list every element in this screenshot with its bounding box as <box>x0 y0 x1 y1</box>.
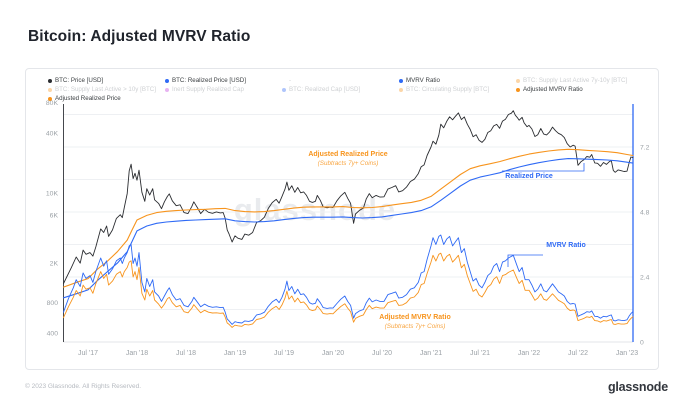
glassnode-logo: glassnode <box>607 380 668 394</box>
svg-text:10K: 10K <box>46 191 59 198</box>
series-btc-realized-price-usd <box>62 158 634 299</box>
svg-text:Jul '19: Jul '19 <box>274 350 294 357</box>
svg-text:Jan '18: Jan '18 <box>126 350 148 357</box>
series-adjusted-mvrv-ratio <box>63 252 634 328</box>
left-axis-tick-labels: 80K 40K 10K 6K 2K 800 400 <box>46 100 59 337</box>
mvrv-ratio-leader-line <box>507 254 543 267</box>
svg-text:7.2: 7.2 <box>640 144 650 151</box>
legend-dot <box>516 87 520 92</box>
legend-dot <box>516 78 520 83</box>
chart-legend: BTC: Price [USD] BTC: Realized Price [USD… <box>48 76 633 103</box>
svg-text:Jan '22: Jan '22 <box>518 350 540 357</box>
legend-label: BTC: Realized Cap [USD] <box>289 86 361 93</box>
svg-text:Jan '20: Jan '20 <box>322 350 344 357</box>
legend-item-[interactable]: - <box>282 76 399 85</box>
series-mvrv-ratio <box>63 234 634 325</box>
annotation-realized-price: Realized Price <box>505 173 553 180</box>
legend-dot <box>48 87 52 92</box>
legend-dot <box>48 78 52 83</box>
legend-item-btc-price-usd[interactable]: BTC: Price [USD] <box>48 76 165 85</box>
legend-label: BTC: Supply Last Active 7y-10y [BTC] <box>523 77 628 84</box>
legend-label: - <box>289 77 292 84</box>
legend-label: Adjusted Realized Price <box>55 95 121 102</box>
legend-item-btc-realized-price-usd[interactable]: BTC: Realized Price [USD] <box>165 76 282 85</box>
legend-dot <box>165 78 169 83</box>
svg-text:2.4: 2.4 <box>640 274 650 281</box>
x-axis-tick-labels: Jul '17 Jan '18 Jul '18 Jan '19 Jul '19 Jan '… <box>78 350 638 357</box>
svg-text:80K: 80K <box>46 100 59 107</box>
legend-label: MVRV Ratio <box>406 77 440 84</box>
legend-label: BTC: Realized Price [USD] <box>172 77 246 84</box>
svg-text:Jul '18: Jul '18 <box>176 350 196 357</box>
svg-text:2K: 2K <box>50 260 59 267</box>
legend-dot <box>48 96 52 101</box>
svg-text:Jul '20: Jul '20 <box>372 350 392 357</box>
svg-text:400: 400 <box>47 330 59 337</box>
svg-text:40K: 40K <box>46 130 59 137</box>
legend-item-adjusted-realized-price[interactable]: Adjusted Realized Price <box>48 94 165 103</box>
copyright-text: © 2023 Glassnode. All Rights Reserved. <box>25 383 142 390</box>
legend-item-btc-supply-last-active-10y-btc[interactable]: BTC: Supply Last Active > 10y [BTC] <box>48 85 165 94</box>
svg-text:Jul '21: Jul '21 <box>470 350 490 357</box>
svg-text:6K: 6K <box>50 213 59 220</box>
page-title: Bitcoin: Adjusted MVRV Ratio <box>28 28 251 45</box>
right-axis-tick-labels: 7.2 4.8 2.4 0 <box>640 144 650 346</box>
svg-text:Jan '19: Jan '19 <box>224 350 246 357</box>
legend-label: Inert Supply Realized Cap <box>172 86 244 93</box>
svg-text:Jan '23: Jan '23 <box>616 350 638 357</box>
svg-text:Jul '17: Jul '17 <box>78 350 98 357</box>
legend-item-btc-supply-last-active-7y-10y-btc[interactable]: BTC: Supply Last Active 7y-10y [BTC] <box>516 76 633 85</box>
legend-item-btc-realized-cap-usd[interactable]: BTC: Realized Cap [USD] <box>282 85 399 94</box>
svg-text:4.8: 4.8 <box>640 209 650 216</box>
legend-item-inert-supply-realized-cap[interactable]: Inert Supply Realized Cap <box>165 85 282 94</box>
svg-text:Jul '22: Jul '22 <box>568 350 588 357</box>
annotation-mvrv-ratio: MVRV Ratio <box>546 242 586 249</box>
svg-text:800: 800 <box>47 300 59 307</box>
chart-card <box>25 68 659 370</box>
legend-label: BTC: Supply Last Active > 10y [BTC] <box>55 86 156 93</box>
legend-label: Adjusted MVRV Ratio <box>523 86 583 93</box>
legend-dot <box>399 78 403 83</box>
series-btc-price-usd <box>63 110 634 284</box>
legend-dot <box>399 87 403 92</box>
annotation-adjusted-realized-price: Adjusted Realized Price (Subtracts 7y+ C… <box>308 151 388 167</box>
svg-text:Jan '21: Jan '21 <box>420 350 442 357</box>
legend-item-mvrv-ratio[interactable]: MVRV Ratio <box>399 76 516 85</box>
legend-dot <box>282 87 286 92</box>
annotation-adjusted-mvrv-ratio: Adjusted MVRV Ratio (Subtracts 7y+ Coins… <box>379 314 451 330</box>
legend-label: BTC: Price [USD] <box>55 77 104 84</box>
realized-price-leader-line <box>502 163 585 172</box>
svg-text:0: 0 <box>640 339 644 346</box>
gridlines <box>63 114 633 343</box>
legend-dot <box>165 87 169 92</box>
legend-item-btc-circulating-supply-btc[interactable]: BTC: Circulating Supply [BTC] <box>399 85 516 94</box>
legend-item-adjusted-mvrv-ratio[interactable]: Adjusted MVRV Ratio <box>516 85 633 94</box>
legend-label: BTC: Circulating Supply [BTC] <box>406 86 490 93</box>
series-adjusted-realized-price <box>62 148 634 288</box>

STATED PROBLEM: Please arrange the lines of the records as a Markdown table with columns "Row" and "Line", starting with the line with "glassnode-logo: glassnode <box>607" and going on through the line with "svg-text:Jan '18: Jan", leaving out any blank lines.

EXERCISE RESULT:
| Row | Line |
|---|---|
| 1 | glassnode-logo: glassnode <box>607 380 668 394</box> |
| 2 | svg-text:10K: 10K <box>46 191 59 198</box> |
| 3 | series-btc-realized-price-usd <box>62 158 634 299</box> |
| 4 | svg-text:Jul '19: Jul '19 <box>274 350 294 357</box> |
| 5 | svg-text:Jan '18: Jan '18 <box>126 350 148 357</box> |